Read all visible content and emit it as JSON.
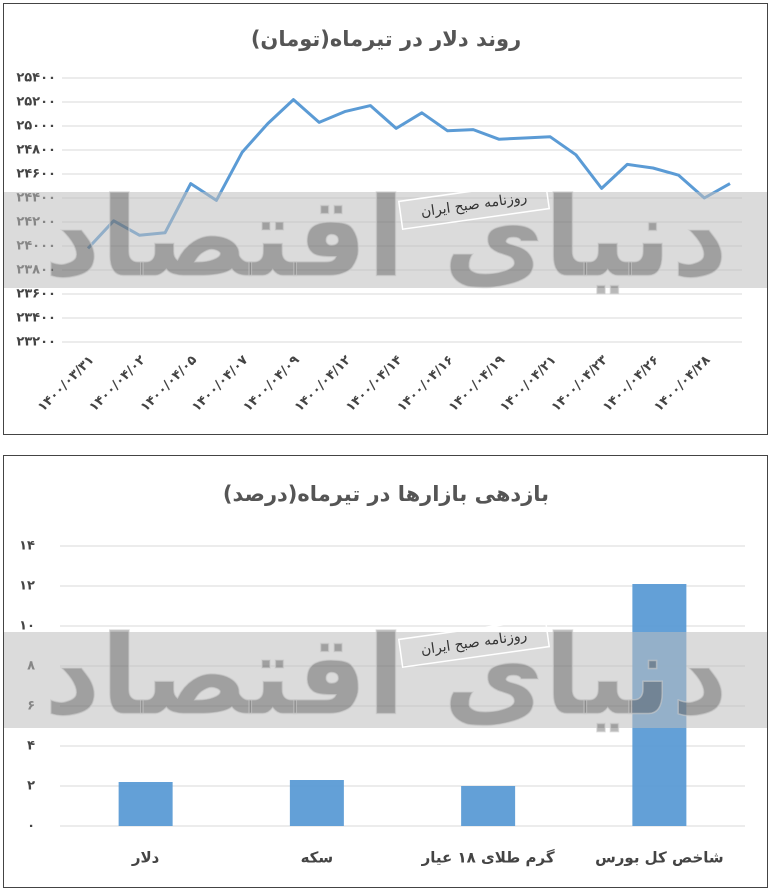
{
  "chart_data": [
    {
      "type": "line",
      "title": "روند دلار در تیرماه(تومان)",
      "watermark": "روزنامه صبح ایران",
      "watermark_logo": "دنیای اقتصاد",
      "categories": [
        "۱۴۰۰/۰۳/۳۱",
        null,
        "۱۴۰۰/۰۴/۰۲",
        null,
        "۱۴۰۰/۰۴/۰۵",
        null,
        "۱۴۰۰/۰۴/۰۷",
        null,
        "۱۴۰۰/۰۴/۰۹",
        null,
        "۱۴۰۰/۰۴/۱۲",
        null,
        "۱۴۰۰/۰۴/۱۴",
        null,
        "۱۴۰۰/۰۴/۱۶",
        null,
        "۱۴۰۰/۰۴/۱۹",
        null,
        "۱۴۰۰/۰۴/۲۱",
        null,
        "۱۴۰۰/۰۴/۲۳",
        null,
        "۱۴۰۰/۰۴/۲۶",
        null,
        "۱۴۰۰/۰۴/۲۸",
        null
      ],
      "values": [
        23980,
        24210,
        24090,
        24110,
        24520,
        24380,
        24780,
        25020,
        25220,
        25030,
        25120,
        25170,
        24980,
        25110,
        24960,
        24970,
        24890,
        24900,
        24910,
        24760,
        24480,
        24680,
        24650,
        24590,
        24400,
        24520
      ],
      "color": "#5b9bd5",
      "ylim": [
        23200,
        25400
      ],
      "yticks": [
        {
          "value": 23200,
          "label": "۲۳۲۰۰"
        },
        {
          "value": 23400,
          "label": "۲۳۴۰۰"
        },
        {
          "value": 23600,
          "label": "۲۳۶۰۰"
        },
        {
          "value": 23800,
          "label": "۲۳۸۰۰"
        },
        {
          "value": 24000,
          "label": "۲۴۰۰۰"
        },
        {
          "value": 24200,
          "label": "۲۴۲۰۰"
        },
        {
          "value": 24400,
          "label": "۲۴۴۰۰"
        },
        {
          "value": 24600,
          "label": "۲۴۶۰۰"
        },
        {
          "value": 24800,
          "label": "۲۴۸۰۰"
        },
        {
          "value": 25000,
          "label": "۲۵۰۰۰"
        },
        {
          "value": 25200,
          "label": "۲۵۲۰۰"
        },
        {
          "value": 25400,
          "label": "۲۵۴۰۰"
        }
      ],
      "grid": true
    },
    {
      "type": "bar",
      "title": "بازدهی بازارها در تیرماه(درصد)",
      "watermark": "روزنامه صبح ایران",
      "watermark_logo": "دنیای اقتصاد",
      "categories": [
        "دلار",
        "سکه",
        "گرم طلای ۱۸ عیار",
        "شاخص کل بورس"
      ],
      "values": [
        2.2,
        2.3,
        2.0,
        12.1
      ],
      "color": "#5b9bd5",
      "ylim": [
        0,
        14
      ],
      "yticks": [
        {
          "value": 0,
          "label": "۰"
        },
        {
          "value": 2,
          "label": "۲"
        },
        {
          "value": 4,
          "label": "۴"
        },
        {
          "value": 6,
          "label": "۶"
        },
        {
          "value": 8,
          "label": "۸"
        },
        {
          "value": 10,
          "label": "۱۰"
        },
        {
          "value": 12,
          "label": "۱۲"
        },
        {
          "value": 14,
          "label": "۱۴"
        }
      ],
      "grid": true
    }
  ]
}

SHORT EXERCISE:
The records above need to be restated word for word, with the pictures left out.

OUTPUT BELOW:
Read all visible content and emit it as JSON.
{
  "chart_data": [
    {
      "type": "line",
      "title": "روند دلار در تیرماه(تومان)",
      "watermark": "روزنامه صبح ایران",
      "watermark_logo": "دنیای اقتصاد",
      "categories": [
        "۱۴۰۰/۰۳/۳۱",
        null,
        "۱۴۰۰/۰۴/۰۲",
        null,
        "۱۴۰۰/۰۴/۰۵",
        null,
        "۱۴۰۰/۰۴/۰۷",
        null,
        "۱۴۰۰/۰۴/۰۹",
        null,
        "۱۴۰۰/۰۴/۱۲",
        null,
        "۱۴۰۰/۰۴/۱۴",
        null,
        "۱۴۰۰/۰۴/۱۶",
        null,
        "۱۴۰۰/۰۴/۱۹",
        null,
        "۱۴۰۰/۰۴/۲۱",
        null,
        "۱۴۰۰/۰۴/۲۳",
        null,
        "۱۴۰۰/۰۴/۲۶",
        null,
        "۱۴۰۰/۰۴/۲۸",
        null
      ],
      "values": [
        23980,
        24210,
        24090,
        24110,
        24520,
        24380,
        24780,
        25020,
        25220,
        25030,
        25120,
        25170,
        24980,
        25110,
        24960,
        24970,
        24890,
        24900,
        24910,
        24760,
        24480,
        24680,
        24650,
        24590,
        24400,
        24520
      ],
      "color": "#5b9bd5",
      "ylim": [
        23200,
        25400
      ],
      "yticks": [
        {
          "value": 23200,
          "label": "۲۳۲۰۰"
        },
        {
          "value": 23400,
          "label": "۲۳۴۰۰"
        },
        {
          "value": 23600,
          "label": "۲۳۶۰۰"
        },
        {
          "value": 23800,
          "label": "۲۳۸۰۰"
        },
        {
          "value": 24000,
          "label": "۲۴۰۰۰"
        },
        {
          "value": 24200,
          "label": "۲۴۲۰۰"
        },
        {
          "value": 24400,
          "label": "۲۴۴۰۰"
        },
        {
          "value": 24600,
          "label": "۲۴۶۰۰"
        },
        {
          "value": 24800,
          "label": "۲۴۸۰۰"
        },
        {
          "value": 25000,
          "label": "۲۵۰۰۰"
        },
        {
          "value": 25200,
          "label": "۲۵۲۰۰"
        },
        {
          "value": 25400,
          "label": "۲۵۴۰۰"
        }
      ],
      "grid": true
    },
    {
      "type": "bar",
      "title": "بازدهی بازارها در تیرماه(درصد)",
      "watermark": "روزنامه صبح ایران",
      "watermark_logo": "دنیای اقتصاد",
      "categories": [
        "دلار",
        "سکه",
        "گرم طلای ۱۸ عیار",
        "شاخص کل بورس"
      ],
      "values": [
        2.2,
        2.3,
        2.0,
        12.1
      ],
      "color": "#5b9bd5",
      "ylim": [
        0,
        14
      ],
      "yticks": [
        {
          "value": 0,
          "label": "۰"
        },
        {
          "value": 2,
          "label": "۲"
        },
        {
          "value": 4,
          "label": "۴"
        },
        {
          "value": 6,
          "label": "۶"
        },
        {
          "value": 8,
          "label": "۸"
        },
        {
          "value": 10,
          "label": "۱۰"
        },
        {
          "value": 12,
          "label": "۱۲"
        },
        {
          "value": 14,
          "label": "۱۴"
        }
      ],
      "grid": true
    }
  ]
}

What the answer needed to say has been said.